_Set exercise_. In the records, from the line with "y-tick-label: 0.98 [102, 320, 187, 369]" to the line with "measurement-point [443, 1046, 465, 1082]", replace "measurement-point" with "data-marker" and write out only those lines, with everything else unchanged.

(Region boundary data)
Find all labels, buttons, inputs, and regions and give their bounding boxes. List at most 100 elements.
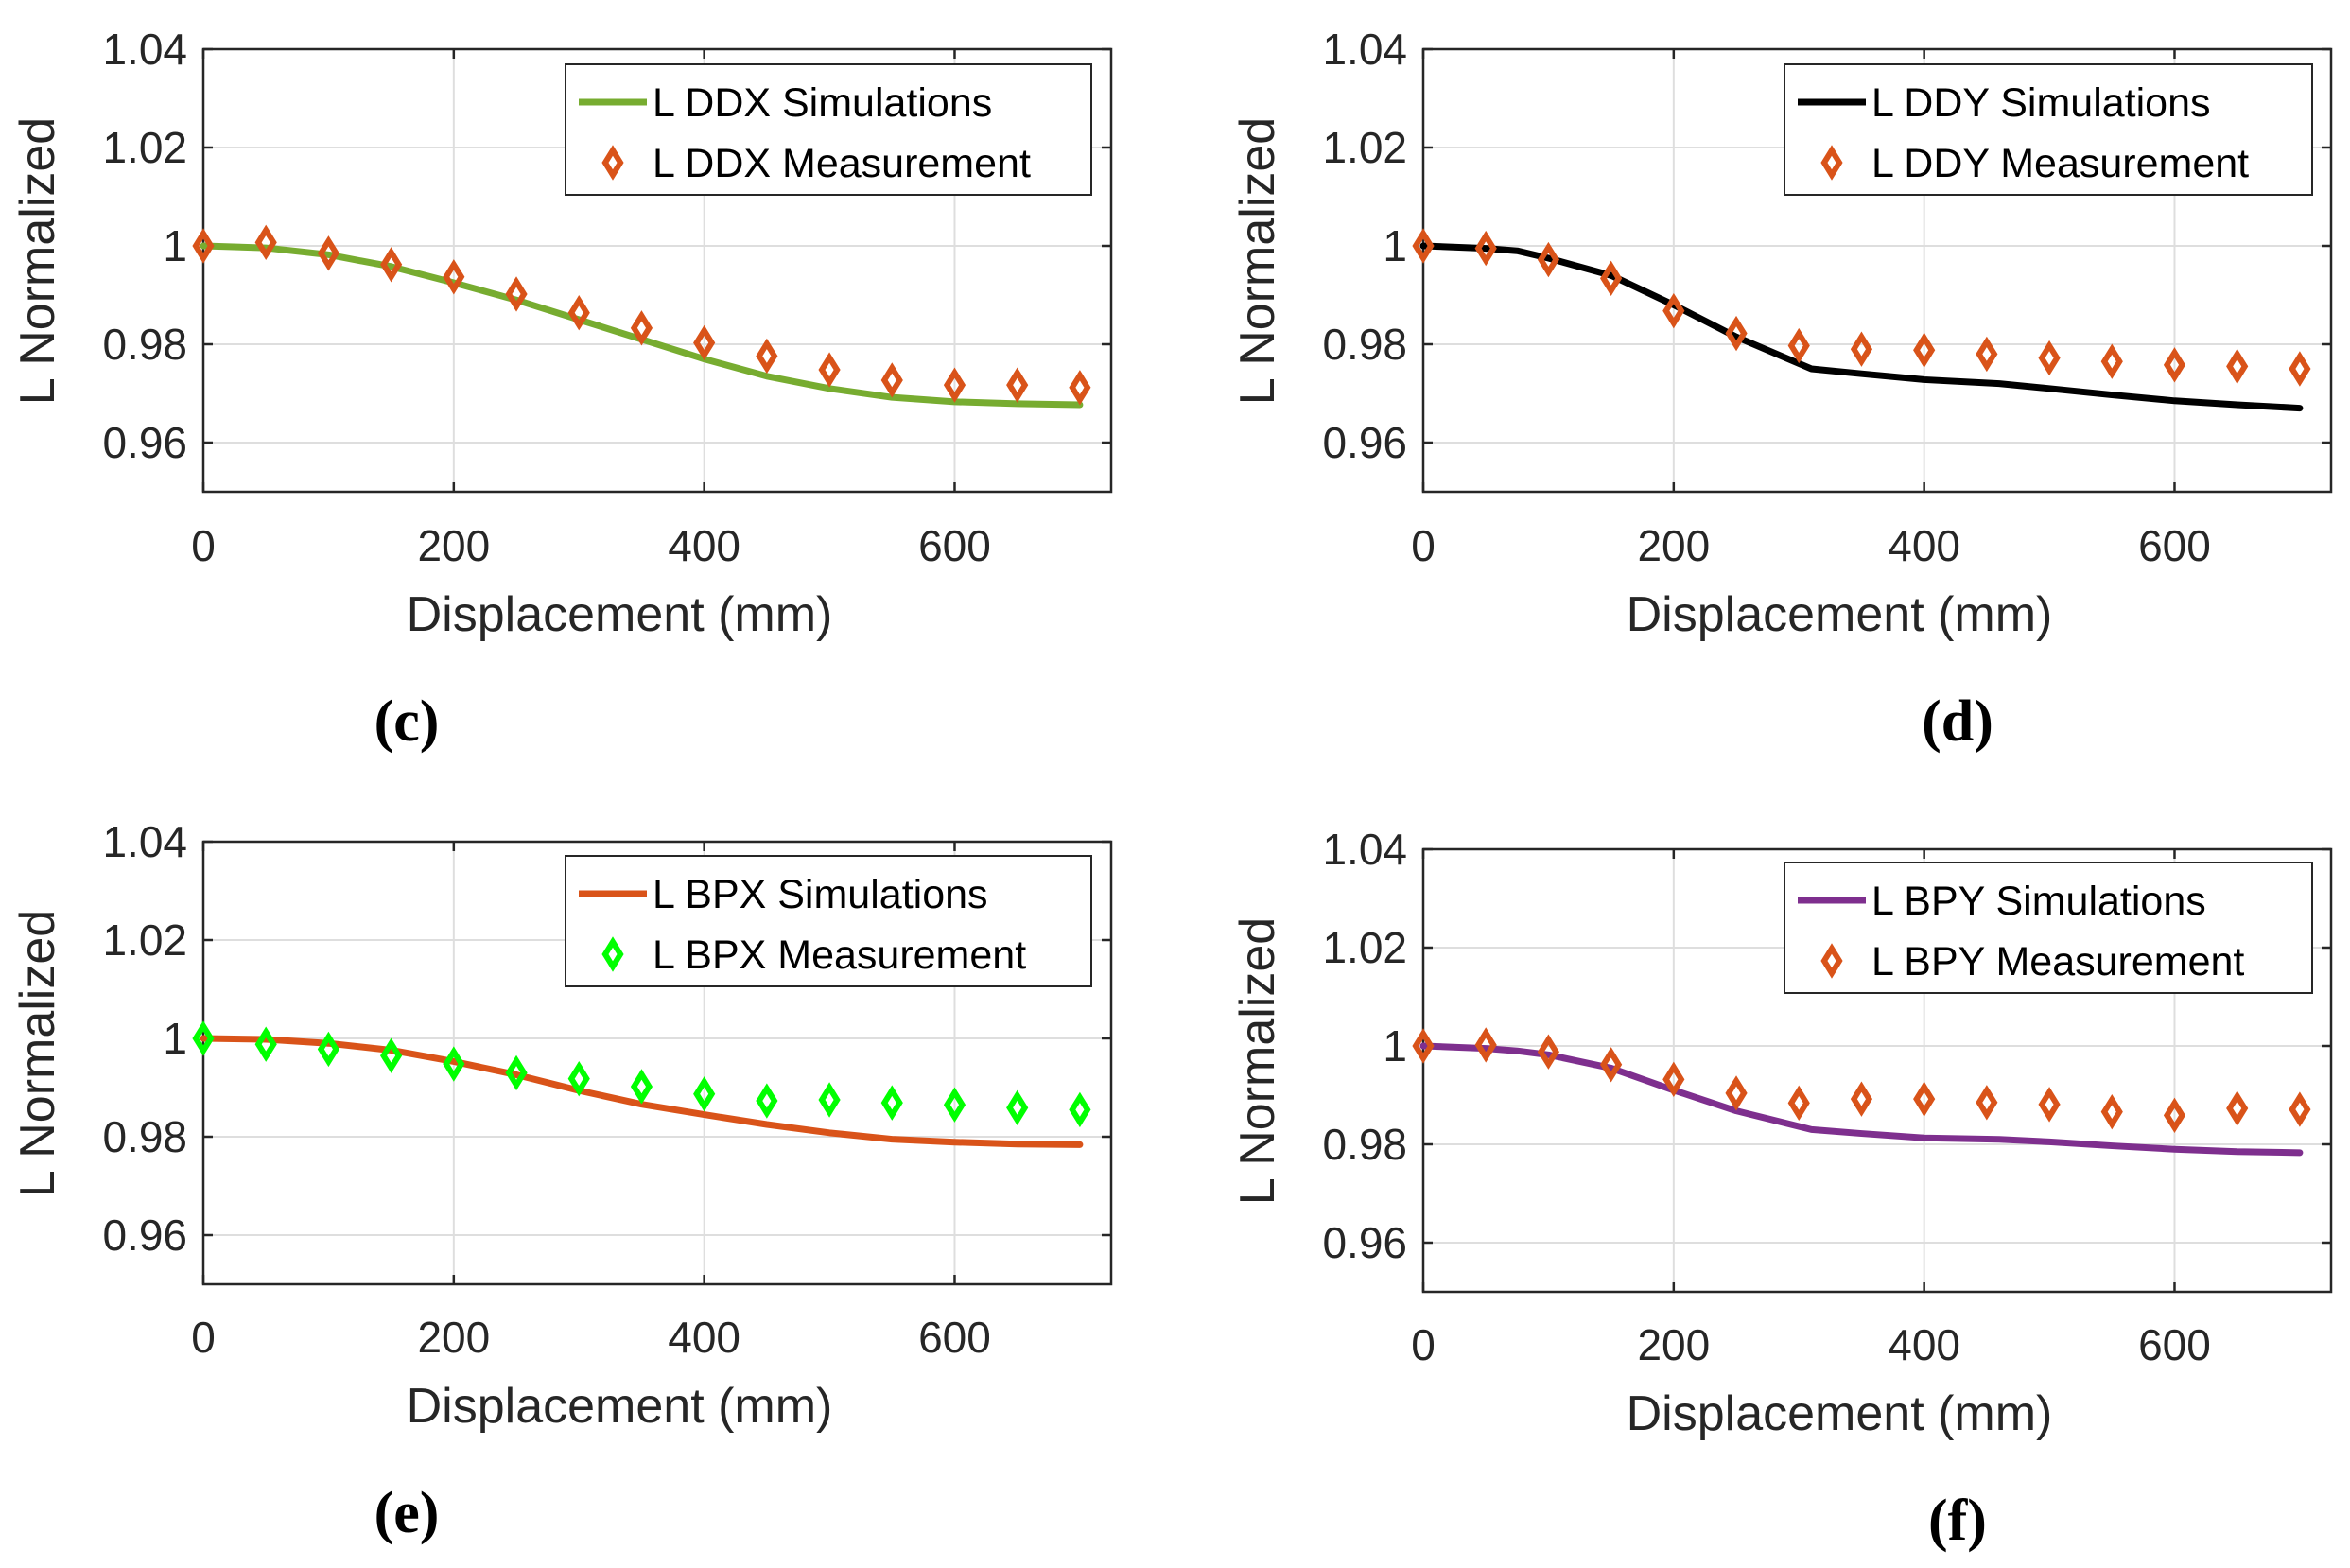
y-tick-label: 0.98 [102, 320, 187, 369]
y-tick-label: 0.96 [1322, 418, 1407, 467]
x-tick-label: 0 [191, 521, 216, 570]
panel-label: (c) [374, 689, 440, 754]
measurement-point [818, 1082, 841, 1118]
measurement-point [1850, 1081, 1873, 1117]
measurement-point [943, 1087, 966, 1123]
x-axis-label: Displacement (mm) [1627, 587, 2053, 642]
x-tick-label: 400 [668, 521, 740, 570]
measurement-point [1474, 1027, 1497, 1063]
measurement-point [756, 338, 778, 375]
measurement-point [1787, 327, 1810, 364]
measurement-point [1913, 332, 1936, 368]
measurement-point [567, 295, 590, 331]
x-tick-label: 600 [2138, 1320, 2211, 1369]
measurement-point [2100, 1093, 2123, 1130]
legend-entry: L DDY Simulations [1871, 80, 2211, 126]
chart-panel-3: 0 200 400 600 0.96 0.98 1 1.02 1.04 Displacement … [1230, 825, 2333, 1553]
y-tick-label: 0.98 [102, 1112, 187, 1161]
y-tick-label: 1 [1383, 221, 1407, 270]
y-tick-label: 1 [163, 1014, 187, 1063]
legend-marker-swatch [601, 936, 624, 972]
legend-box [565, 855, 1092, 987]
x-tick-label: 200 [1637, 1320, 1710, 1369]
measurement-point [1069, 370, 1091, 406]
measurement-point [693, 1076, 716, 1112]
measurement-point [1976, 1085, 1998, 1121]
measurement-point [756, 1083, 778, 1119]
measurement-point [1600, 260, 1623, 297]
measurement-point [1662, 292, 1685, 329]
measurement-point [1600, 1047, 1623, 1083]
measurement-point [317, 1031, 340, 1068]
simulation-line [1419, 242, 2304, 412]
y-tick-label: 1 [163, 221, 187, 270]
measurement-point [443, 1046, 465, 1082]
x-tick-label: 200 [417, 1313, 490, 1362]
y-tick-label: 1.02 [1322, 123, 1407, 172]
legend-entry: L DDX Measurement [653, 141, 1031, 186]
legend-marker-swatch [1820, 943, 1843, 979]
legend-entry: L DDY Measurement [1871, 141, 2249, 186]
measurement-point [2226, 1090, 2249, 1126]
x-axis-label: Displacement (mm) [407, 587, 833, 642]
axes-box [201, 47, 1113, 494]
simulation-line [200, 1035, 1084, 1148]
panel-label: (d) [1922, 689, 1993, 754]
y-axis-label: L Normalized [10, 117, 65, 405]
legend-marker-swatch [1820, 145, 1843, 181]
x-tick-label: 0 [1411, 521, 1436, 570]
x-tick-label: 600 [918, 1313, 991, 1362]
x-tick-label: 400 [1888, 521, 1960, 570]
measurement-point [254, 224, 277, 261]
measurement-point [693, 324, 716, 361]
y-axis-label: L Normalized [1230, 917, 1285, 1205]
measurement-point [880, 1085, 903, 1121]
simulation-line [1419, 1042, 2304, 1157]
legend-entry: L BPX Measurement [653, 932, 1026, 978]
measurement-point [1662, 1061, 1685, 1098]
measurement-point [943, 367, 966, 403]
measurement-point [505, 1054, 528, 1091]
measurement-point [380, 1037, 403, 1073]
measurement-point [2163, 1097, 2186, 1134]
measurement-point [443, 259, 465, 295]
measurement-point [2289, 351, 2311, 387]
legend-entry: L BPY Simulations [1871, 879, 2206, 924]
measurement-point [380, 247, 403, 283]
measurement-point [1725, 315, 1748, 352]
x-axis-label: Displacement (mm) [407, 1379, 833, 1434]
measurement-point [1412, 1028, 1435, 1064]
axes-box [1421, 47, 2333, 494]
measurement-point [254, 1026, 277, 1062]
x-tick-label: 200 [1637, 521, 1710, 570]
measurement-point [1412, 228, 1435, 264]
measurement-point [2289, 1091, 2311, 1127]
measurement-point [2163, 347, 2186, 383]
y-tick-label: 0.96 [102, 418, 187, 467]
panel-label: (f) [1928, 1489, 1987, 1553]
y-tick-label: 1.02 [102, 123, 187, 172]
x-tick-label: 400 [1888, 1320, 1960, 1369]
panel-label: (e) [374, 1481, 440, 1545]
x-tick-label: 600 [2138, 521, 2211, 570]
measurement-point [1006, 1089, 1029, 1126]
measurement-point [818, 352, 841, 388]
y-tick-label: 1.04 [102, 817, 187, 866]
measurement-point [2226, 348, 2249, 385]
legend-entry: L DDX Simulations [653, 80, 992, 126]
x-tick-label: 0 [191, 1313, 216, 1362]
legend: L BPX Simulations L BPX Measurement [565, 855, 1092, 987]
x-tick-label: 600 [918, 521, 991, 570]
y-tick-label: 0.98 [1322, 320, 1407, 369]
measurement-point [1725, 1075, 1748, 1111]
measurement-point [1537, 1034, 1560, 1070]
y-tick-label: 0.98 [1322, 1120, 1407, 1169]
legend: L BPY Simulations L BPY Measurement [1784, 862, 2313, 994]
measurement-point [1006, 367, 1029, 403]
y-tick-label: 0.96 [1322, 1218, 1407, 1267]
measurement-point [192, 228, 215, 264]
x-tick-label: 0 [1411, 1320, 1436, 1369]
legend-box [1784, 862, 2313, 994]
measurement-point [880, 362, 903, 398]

---

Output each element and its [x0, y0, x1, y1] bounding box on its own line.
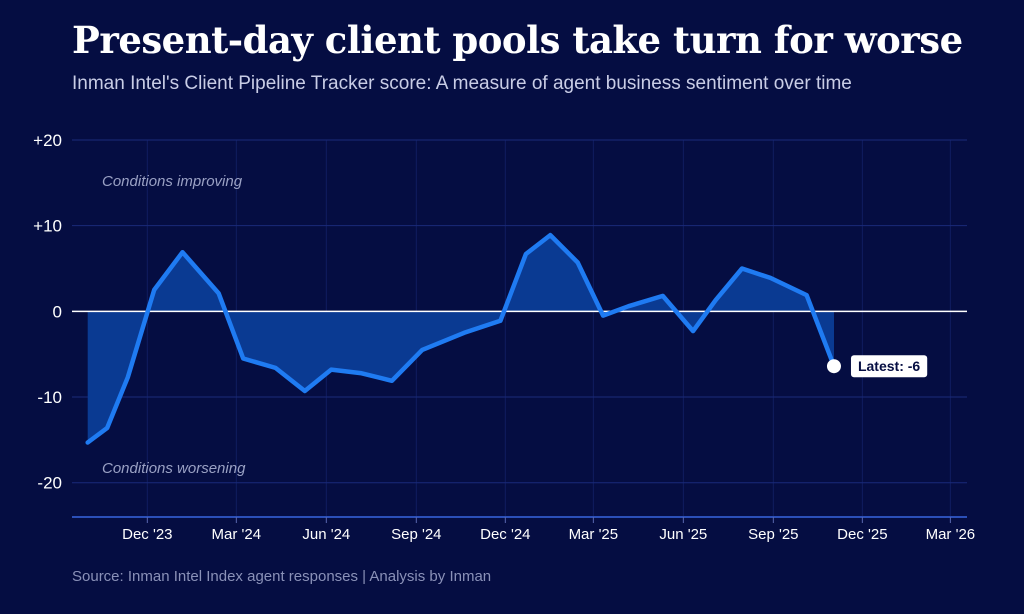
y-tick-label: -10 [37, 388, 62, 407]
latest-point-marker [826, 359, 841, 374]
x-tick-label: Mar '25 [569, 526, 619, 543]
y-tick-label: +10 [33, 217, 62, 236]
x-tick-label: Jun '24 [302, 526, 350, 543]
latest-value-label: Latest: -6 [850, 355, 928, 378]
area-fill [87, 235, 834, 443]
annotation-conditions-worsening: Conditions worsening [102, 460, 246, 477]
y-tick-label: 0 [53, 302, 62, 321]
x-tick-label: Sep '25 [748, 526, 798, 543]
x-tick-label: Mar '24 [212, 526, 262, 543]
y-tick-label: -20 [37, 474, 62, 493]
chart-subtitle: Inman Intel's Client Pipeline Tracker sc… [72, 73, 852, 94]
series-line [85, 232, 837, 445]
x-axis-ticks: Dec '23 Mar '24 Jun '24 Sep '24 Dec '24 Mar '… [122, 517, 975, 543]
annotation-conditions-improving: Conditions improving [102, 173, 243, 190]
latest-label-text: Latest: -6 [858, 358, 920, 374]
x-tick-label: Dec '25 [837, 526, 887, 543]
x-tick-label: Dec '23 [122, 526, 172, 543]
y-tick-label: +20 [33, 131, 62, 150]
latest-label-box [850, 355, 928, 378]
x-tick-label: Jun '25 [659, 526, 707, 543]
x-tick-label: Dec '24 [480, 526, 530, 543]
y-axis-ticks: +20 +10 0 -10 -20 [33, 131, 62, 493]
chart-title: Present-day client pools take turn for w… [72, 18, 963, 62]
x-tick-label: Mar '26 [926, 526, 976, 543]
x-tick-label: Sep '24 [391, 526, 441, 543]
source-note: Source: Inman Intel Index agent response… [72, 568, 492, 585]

_Answer for this exercise_.
y-tick-label: 0.98 [102, 320, 187, 369]
y-tick-label: 0.96 [1322, 418, 1407, 467]
x-tick-label: 0 [191, 521, 216, 570]
panel-label: (c) [374, 689, 440, 754]
data-marker [818, 1082, 841, 1118]
data-marker [1850, 1081, 1873, 1117]
data-marker [943, 1087, 966, 1123]
x-axis-label: Displacement (mm) [1627, 587, 2053, 642]
x-tick-label: 400 [668, 521, 740, 570]
data-marker [1474, 1027, 1497, 1063]
data-marker [756, 338, 778, 375]
data-marker [1787, 327, 1810, 364]
data-marker [1913, 332, 1936, 368]
data-marker [567, 295, 590, 331]
x-tick-label: 600 [2138, 1320, 2211, 1369]
data-marker [2100, 1093, 2123, 1130]
legend-entry: L DDY Simulations [1871, 80, 2211, 126]
chart-panel-3: 0 200 400 600 0.96 0.98 1 1.02 1.04 Displacement … [1230, 825, 2333, 1553]
y-tick-label: 0.98 [102, 1112, 187, 1161]
y-tick-label: 1 [1383, 221, 1407, 270]
y-tick-label: 1 [163, 1014, 187, 1063]
legend-marker-swatch [601, 936, 624, 972]
legend-box [565, 855, 1092, 987]
x-tick-label: 200 [1637, 1320, 1710, 1369]
data-marker [1069, 370, 1091, 406]
data-marker [693, 1076, 716, 1112]
data-marker [1976, 1085, 1998, 1121]
data-marker [756, 1083, 778, 1119]
data-marker [1600, 260, 1623, 297]
data-marker [1662, 292, 1685, 329]
data-marker [1600, 1047, 1623, 1083]
data-marker [317, 1031, 340, 1068]
simulation-line [1419, 242, 2304, 412]
y-tick-label: 1 [163, 221, 187, 270]
data-marker [443, 1046, 465, 1082]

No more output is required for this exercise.